#### Objective
Please pull out every line that includes the string "circle".

#### Records provided
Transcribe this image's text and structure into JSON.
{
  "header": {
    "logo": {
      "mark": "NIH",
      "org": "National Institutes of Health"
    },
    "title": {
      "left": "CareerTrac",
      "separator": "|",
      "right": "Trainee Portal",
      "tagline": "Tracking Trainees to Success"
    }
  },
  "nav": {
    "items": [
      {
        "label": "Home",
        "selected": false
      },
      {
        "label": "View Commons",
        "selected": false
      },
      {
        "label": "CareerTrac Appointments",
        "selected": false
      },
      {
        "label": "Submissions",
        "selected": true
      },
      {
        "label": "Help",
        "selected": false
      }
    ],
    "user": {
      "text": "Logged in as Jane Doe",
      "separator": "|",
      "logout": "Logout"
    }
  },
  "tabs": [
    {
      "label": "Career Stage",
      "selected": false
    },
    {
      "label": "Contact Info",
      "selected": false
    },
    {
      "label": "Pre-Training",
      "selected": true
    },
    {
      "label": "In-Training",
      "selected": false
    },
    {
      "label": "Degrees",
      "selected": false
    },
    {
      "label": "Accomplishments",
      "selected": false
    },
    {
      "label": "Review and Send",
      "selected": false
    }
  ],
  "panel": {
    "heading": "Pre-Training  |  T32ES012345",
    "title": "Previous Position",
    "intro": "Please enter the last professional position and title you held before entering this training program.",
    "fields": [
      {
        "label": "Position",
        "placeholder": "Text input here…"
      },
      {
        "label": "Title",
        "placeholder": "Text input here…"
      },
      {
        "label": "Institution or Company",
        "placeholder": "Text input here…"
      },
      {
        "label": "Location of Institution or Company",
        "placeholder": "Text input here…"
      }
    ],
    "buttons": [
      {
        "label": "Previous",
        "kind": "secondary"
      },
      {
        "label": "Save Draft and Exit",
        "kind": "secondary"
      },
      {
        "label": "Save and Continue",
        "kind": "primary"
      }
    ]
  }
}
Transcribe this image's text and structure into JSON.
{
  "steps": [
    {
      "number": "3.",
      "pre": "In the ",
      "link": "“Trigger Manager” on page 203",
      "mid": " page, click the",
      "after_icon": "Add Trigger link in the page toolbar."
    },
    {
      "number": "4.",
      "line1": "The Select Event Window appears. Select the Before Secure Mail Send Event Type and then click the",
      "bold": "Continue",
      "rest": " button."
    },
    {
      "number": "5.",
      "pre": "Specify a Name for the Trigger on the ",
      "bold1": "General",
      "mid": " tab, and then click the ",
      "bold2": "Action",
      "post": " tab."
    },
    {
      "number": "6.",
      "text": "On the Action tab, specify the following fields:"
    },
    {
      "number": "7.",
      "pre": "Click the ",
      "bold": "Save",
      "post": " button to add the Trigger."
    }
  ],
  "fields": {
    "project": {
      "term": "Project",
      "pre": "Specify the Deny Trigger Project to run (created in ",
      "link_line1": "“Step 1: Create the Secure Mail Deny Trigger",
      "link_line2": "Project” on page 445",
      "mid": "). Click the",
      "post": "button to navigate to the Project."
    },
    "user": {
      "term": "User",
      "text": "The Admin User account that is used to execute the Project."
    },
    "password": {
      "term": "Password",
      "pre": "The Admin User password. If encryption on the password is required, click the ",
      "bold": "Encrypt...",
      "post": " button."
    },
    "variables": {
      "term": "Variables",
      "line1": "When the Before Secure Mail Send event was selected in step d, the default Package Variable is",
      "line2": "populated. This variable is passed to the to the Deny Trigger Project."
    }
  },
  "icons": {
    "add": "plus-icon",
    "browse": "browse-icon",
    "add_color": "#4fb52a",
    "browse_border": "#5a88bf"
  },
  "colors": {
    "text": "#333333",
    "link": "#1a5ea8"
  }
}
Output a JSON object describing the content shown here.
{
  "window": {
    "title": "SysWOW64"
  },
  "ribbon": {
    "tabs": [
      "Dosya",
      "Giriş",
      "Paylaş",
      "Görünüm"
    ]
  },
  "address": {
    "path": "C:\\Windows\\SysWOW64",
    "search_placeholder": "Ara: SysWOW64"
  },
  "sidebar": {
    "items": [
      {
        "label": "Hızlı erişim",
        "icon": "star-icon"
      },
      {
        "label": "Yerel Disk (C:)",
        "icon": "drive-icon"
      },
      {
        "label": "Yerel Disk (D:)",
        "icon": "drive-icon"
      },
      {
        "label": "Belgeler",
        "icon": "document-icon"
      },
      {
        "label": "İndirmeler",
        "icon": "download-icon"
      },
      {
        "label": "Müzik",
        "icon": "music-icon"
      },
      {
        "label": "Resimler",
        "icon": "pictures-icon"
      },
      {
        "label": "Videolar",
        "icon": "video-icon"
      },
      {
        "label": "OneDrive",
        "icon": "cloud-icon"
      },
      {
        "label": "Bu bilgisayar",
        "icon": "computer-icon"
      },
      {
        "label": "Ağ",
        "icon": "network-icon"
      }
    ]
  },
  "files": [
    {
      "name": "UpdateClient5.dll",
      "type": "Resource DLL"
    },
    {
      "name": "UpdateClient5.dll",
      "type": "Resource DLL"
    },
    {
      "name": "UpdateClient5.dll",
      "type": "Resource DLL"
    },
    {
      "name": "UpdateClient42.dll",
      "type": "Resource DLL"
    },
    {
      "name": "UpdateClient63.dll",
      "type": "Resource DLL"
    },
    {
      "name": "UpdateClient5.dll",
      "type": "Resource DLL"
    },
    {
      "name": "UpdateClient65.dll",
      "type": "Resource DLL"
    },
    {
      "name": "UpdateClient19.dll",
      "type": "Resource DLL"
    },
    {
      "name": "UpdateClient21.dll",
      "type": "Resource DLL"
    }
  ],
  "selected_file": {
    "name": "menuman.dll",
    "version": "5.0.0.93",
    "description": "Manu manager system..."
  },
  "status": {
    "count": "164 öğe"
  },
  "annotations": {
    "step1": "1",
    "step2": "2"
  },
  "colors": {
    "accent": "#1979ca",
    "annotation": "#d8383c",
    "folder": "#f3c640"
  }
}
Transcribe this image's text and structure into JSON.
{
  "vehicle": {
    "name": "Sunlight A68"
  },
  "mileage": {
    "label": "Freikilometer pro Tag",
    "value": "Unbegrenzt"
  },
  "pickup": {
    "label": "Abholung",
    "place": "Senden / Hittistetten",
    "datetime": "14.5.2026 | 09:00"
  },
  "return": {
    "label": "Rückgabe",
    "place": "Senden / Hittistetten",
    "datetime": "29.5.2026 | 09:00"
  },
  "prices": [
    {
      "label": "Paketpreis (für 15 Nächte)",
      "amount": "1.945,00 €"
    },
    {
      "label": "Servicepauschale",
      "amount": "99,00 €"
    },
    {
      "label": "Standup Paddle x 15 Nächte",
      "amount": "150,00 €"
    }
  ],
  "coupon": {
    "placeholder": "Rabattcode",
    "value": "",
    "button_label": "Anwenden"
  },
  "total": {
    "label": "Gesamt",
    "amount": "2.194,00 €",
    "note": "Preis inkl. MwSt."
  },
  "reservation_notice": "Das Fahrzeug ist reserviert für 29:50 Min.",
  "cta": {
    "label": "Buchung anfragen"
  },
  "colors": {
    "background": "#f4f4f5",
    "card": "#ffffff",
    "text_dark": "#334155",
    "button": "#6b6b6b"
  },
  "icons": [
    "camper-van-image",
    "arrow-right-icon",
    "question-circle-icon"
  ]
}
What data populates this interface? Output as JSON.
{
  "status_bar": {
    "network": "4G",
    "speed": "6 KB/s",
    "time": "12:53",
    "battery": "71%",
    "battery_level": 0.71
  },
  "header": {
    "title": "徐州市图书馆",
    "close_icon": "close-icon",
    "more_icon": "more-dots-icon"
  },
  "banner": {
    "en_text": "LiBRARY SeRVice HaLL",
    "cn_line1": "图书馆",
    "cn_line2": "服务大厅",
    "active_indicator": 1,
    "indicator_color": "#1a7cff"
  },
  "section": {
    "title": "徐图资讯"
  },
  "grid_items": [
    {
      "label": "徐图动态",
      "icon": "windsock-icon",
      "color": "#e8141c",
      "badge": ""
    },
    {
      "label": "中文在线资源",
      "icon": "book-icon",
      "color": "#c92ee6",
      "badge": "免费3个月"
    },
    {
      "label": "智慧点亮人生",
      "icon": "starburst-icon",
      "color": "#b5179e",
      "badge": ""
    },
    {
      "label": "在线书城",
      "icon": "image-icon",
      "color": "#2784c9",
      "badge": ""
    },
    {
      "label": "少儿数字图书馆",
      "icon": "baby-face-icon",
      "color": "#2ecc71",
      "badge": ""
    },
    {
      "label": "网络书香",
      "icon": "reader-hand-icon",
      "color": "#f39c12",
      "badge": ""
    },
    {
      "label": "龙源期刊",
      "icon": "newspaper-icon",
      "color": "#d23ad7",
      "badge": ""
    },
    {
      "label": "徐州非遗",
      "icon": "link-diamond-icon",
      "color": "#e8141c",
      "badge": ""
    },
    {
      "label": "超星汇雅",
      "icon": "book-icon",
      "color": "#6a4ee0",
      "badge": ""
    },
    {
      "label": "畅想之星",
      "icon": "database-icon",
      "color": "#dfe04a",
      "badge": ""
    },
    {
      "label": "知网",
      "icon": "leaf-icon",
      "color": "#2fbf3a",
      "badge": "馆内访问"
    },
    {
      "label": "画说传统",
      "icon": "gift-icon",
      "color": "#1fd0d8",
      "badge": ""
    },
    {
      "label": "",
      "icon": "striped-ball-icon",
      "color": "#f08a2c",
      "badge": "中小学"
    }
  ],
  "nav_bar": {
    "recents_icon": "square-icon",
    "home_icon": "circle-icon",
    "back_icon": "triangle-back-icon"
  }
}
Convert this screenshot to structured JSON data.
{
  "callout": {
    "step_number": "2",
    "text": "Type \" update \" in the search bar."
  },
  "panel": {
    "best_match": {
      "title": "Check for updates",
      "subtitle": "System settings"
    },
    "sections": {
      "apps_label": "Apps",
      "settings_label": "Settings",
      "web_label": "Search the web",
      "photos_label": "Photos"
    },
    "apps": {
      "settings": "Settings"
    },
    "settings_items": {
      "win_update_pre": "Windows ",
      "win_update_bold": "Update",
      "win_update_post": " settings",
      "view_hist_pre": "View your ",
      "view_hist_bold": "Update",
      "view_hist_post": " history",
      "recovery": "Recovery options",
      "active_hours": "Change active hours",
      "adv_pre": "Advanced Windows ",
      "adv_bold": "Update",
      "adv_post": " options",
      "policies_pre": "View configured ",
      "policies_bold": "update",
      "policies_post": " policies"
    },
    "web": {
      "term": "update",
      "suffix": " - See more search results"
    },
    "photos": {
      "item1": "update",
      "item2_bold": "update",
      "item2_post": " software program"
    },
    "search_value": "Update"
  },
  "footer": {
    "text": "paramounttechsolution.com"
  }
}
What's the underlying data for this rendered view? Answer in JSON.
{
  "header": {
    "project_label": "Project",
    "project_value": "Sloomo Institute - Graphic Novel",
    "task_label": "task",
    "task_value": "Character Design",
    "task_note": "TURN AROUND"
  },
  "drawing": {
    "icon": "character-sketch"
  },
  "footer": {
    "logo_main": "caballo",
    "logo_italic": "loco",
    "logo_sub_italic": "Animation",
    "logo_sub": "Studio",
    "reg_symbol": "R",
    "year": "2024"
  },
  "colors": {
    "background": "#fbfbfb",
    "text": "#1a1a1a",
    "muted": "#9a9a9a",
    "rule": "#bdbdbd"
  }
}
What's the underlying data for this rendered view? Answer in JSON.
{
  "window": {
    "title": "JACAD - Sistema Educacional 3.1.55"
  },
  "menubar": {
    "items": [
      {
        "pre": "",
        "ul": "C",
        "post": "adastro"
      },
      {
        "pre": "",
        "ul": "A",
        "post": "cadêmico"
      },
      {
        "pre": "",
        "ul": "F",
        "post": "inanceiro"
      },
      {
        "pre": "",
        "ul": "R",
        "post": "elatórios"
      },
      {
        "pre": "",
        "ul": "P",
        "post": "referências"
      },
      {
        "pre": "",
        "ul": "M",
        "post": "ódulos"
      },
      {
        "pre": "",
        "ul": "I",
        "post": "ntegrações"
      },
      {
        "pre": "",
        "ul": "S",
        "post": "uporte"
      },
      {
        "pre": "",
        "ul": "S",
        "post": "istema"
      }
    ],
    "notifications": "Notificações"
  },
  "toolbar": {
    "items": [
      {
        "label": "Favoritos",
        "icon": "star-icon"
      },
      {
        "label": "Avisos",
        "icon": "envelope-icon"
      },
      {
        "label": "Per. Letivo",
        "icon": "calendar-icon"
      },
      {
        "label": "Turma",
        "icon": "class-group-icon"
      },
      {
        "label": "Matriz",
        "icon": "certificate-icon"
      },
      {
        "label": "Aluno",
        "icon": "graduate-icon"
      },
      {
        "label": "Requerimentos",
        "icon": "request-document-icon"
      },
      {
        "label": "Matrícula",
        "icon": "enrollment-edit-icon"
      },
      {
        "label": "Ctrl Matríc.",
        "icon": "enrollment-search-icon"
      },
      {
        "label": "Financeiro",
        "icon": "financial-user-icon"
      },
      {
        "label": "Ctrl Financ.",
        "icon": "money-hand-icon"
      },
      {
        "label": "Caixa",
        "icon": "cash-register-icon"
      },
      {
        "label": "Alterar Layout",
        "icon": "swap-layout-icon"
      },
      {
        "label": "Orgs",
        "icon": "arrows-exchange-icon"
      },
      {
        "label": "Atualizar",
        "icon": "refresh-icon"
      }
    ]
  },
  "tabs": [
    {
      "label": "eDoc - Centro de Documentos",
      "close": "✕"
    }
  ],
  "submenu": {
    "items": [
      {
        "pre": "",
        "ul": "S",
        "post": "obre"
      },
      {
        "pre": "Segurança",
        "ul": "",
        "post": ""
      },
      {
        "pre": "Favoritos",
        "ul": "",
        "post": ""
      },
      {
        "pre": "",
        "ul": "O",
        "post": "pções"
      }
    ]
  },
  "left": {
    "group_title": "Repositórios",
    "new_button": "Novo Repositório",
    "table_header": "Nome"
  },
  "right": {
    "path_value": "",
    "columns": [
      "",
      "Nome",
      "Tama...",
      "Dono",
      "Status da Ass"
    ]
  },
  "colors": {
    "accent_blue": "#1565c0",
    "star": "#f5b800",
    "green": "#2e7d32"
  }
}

#### Solution
    "question-circle-icon"
    "home_icon": "circle-icon",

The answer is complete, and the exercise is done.